* Aim of the task: Pick out the lines below that include the string "vanilla".

** begin Source material **

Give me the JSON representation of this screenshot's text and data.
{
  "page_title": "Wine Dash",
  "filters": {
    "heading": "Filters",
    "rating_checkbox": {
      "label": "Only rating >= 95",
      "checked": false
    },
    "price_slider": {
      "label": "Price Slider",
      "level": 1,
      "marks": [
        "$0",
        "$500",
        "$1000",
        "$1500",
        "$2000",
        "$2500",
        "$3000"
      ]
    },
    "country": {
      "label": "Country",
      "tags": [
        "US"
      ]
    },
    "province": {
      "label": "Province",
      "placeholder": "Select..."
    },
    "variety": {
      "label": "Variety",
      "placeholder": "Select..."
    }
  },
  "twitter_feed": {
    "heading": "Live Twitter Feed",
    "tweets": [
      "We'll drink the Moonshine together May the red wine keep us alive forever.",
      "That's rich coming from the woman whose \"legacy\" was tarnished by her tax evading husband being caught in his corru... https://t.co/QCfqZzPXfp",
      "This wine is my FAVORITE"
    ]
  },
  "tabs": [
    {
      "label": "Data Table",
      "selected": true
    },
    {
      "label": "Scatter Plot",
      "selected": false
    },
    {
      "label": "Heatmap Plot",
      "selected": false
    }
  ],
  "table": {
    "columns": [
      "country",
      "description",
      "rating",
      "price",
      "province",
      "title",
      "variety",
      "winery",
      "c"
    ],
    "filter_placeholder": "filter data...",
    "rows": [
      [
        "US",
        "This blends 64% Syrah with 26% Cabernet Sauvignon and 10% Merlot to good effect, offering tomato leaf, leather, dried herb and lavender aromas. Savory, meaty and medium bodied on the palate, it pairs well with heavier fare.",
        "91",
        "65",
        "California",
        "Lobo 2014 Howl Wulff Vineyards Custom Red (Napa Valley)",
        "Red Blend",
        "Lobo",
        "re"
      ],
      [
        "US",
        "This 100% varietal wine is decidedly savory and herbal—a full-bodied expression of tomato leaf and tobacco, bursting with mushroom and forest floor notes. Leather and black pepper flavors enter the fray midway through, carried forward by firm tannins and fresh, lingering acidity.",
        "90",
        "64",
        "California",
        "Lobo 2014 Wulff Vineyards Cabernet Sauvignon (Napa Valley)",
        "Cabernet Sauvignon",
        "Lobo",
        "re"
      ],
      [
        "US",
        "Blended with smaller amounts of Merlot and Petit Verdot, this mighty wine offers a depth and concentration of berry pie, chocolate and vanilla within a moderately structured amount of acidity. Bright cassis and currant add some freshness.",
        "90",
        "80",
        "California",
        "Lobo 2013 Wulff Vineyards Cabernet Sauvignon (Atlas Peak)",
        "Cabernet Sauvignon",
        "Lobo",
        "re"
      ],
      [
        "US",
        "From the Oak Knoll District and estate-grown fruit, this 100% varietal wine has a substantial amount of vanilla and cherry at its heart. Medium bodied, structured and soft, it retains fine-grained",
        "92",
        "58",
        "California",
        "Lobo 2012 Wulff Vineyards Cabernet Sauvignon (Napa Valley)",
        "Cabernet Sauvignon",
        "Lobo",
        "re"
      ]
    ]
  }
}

** end Source material **

* Completed exercise:
        "Blended with smaller amounts of Merlot and Petit Verdot, this mighty wine offers a depth and concentration of berry pie, chocolate and vanilla within a moderately structured amount of acidity. Bright cassis and currant add some freshness.",
        "From the Oak Knoll District and estate-grown fruit, this 100% varietal wine has a substantial amount of vanilla and cherry at its heart. Medium bodied, structured and soft, it retains fine-grained",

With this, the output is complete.